● **Items**
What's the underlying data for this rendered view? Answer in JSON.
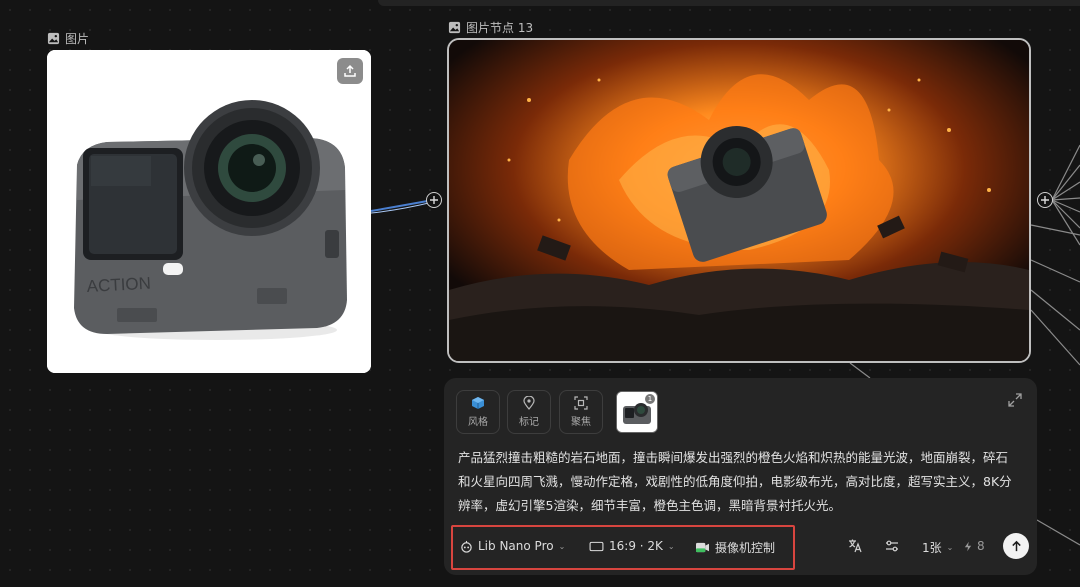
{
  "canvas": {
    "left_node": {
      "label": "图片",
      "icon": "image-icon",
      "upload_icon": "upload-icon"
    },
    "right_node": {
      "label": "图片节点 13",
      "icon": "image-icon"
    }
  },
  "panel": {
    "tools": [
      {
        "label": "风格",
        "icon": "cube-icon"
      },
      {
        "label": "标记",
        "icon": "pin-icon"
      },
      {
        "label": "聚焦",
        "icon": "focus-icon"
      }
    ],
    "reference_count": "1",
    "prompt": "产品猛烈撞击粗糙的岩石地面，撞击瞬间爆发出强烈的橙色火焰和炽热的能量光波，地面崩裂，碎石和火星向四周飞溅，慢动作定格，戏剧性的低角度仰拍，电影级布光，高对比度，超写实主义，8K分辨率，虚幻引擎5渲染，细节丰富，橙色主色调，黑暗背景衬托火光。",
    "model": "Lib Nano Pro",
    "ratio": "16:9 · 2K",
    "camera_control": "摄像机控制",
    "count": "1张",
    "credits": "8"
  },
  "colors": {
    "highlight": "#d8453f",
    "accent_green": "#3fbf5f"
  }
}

● **Do this**
Output an exact copy of the material, with the pictures removed.

● **Response**
What's the underlying data for this rendered view? Answer in JSON.
{
  "canvas": {
    "left_node": {
      "label": "图片",
      "icon": "image-icon",
      "upload_icon": "upload-icon"
    },
    "right_node": {
      "label": "图片节点 13",
      "icon": "image-icon"
    }
  },
  "panel": {
    "tools": [
      {
        "label": "风格",
        "icon": "cube-icon"
      },
      {
        "label": "标记",
        "icon": "pin-icon"
      },
      {
        "label": "聚焦",
        "icon": "focus-icon"
      }
    ],
    "reference_count": "1",
    "prompt": "产品猛烈撞击粗糙的岩石地面，撞击瞬间爆发出强烈的橙色火焰和炽热的能量光波，地面崩裂，碎石和火星向四周飞溅，慢动作定格，戏剧性的低角度仰拍，电影级布光，高对比度，超写实主义，8K分辨率，虚幻引擎5渲染，细节丰富，橙色主色调，黑暗背景衬托火光。",
    "model": "Lib Nano Pro",
    "ratio": "16:9 · 2K",
    "camera_control": "摄像机控制",
    "count": "1张",
    "credits": "8"
  },
  "colors": {
    "highlight": "#d8453f",
    "accent_green": "#3fbf5f"
  }
}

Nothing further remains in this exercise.